## WHAT IS ASKED
Write the material out again exactly as it stands.

— begin DATA PROVIDED —

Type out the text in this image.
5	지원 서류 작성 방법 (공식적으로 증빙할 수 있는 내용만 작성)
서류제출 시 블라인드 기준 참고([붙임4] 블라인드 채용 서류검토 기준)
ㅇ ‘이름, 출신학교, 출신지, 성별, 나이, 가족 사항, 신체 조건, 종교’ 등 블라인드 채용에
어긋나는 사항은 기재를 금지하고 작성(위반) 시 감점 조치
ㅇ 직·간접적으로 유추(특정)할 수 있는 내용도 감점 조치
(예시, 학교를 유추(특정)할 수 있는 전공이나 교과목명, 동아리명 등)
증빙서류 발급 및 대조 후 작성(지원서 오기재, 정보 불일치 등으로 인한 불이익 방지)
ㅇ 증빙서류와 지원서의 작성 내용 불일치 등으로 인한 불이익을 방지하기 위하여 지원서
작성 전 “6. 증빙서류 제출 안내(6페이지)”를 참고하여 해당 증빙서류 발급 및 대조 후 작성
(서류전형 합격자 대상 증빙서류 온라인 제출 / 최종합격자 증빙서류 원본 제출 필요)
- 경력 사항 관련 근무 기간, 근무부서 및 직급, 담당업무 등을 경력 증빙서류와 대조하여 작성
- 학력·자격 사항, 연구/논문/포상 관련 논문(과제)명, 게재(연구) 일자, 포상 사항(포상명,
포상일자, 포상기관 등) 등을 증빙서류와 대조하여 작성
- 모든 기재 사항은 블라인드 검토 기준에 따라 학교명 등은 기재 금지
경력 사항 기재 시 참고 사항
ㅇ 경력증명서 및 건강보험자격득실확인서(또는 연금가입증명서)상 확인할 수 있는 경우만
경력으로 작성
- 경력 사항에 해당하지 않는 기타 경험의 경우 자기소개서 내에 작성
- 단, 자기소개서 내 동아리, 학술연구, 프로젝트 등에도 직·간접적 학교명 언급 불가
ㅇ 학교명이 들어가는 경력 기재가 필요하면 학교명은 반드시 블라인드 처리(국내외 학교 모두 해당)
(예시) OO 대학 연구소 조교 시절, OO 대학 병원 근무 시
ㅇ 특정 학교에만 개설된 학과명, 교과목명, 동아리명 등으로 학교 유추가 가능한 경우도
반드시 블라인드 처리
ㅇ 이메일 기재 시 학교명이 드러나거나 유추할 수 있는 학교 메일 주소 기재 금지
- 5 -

— end DATA PROVIDED —

## EXPECTED OUTPUT
Type out the text in this image.
5	지원 서류 작성 방법 (공식적으로 증빙할 수 있는 내용만 작성)
서류제출 시 블라인드 기준 참고([붙임4] 블라인드 채용 서류검토 기준)
ㅇ ‘이름, 출신학교, 출신지, 성별, 나이, 가족 사항, 신체 조건, 종교’ 등 블라인드 채용에
어긋나는 사항은 기재를 금지하고 작성(위반) 시 감점 조치
ㅇ 직·간접적으로 유추(특정)할 수 있는 내용도 감점 조치
(예시, 학교를 유추(특정)할 수 있는 전공이나 교과목명, 동아리명 등)
증빙서류 발급 및 대조 후 작성(지원서 오기재, 정보 불일치 등으로 인한 불이익 방지)
ㅇ 증빙서류와 지원서의 작성 내용 불일치 등으로 인한 불이익을 방지하기 위하여 지원서
작성 전 “6. 증빙서류 제출 안내(6페이지)”를 참고하여 해당 증빙서류 발급 및 대조 후 작성
(서류전형 합격자 대상 증빙서류 온라인 제출 / 최종합격자 증빙서류 원본 제출 필요)
- 경력 사항 관련 근무 기간, 근무부서 및 직급, 담당업무 등을 경력 증빙서류와 대조하여 작성
- 학력·자격 사항, 연구/논문/포상 관련 논문(과제)명, 게재(연구) 일자, 포상 사항(포상명,
포상일자, 포상기관 등) 등을 증빙서류와 대조하여 작성
- 모든 기재 사항은 블라인드 검토 기준에 따라 학교명 등은 기재 금지
경력 사항 기재 시 참고 사항
ㅇ 경력증명서 및 건강보험자격득실확인서(또는 연금가입증명서)상 확인할 수 있는 경우만
경력으로 작성
- 경력 사항에 해당하지 않는 기타 경험의 경우 자기소개서 내에 작성
- 단, 자기소개서 내 동아리, 학술연구, 프로젝트 등에도 직·간접적 학교명 언급 불가
ㅇ 학교명이 들어가는 경력 기재가 필요하면 학교명은 반드시 블라인드 처리(국내외 학교 모두 해당)
(예시) OO 대학 연구소 조교 시절, OO 대학 병원 근무 시
ㅇ 특정 학교에만 개설된 학과명, 교과목명, 동아리명 등으로 학교 유추가 가능한 경우도
반드시 블라인드 처리
ㅇ 이메일 기재 시 학교명이 드러나거나 유추할 수 있는 학교 메일 주소 기재 금지
- 5 -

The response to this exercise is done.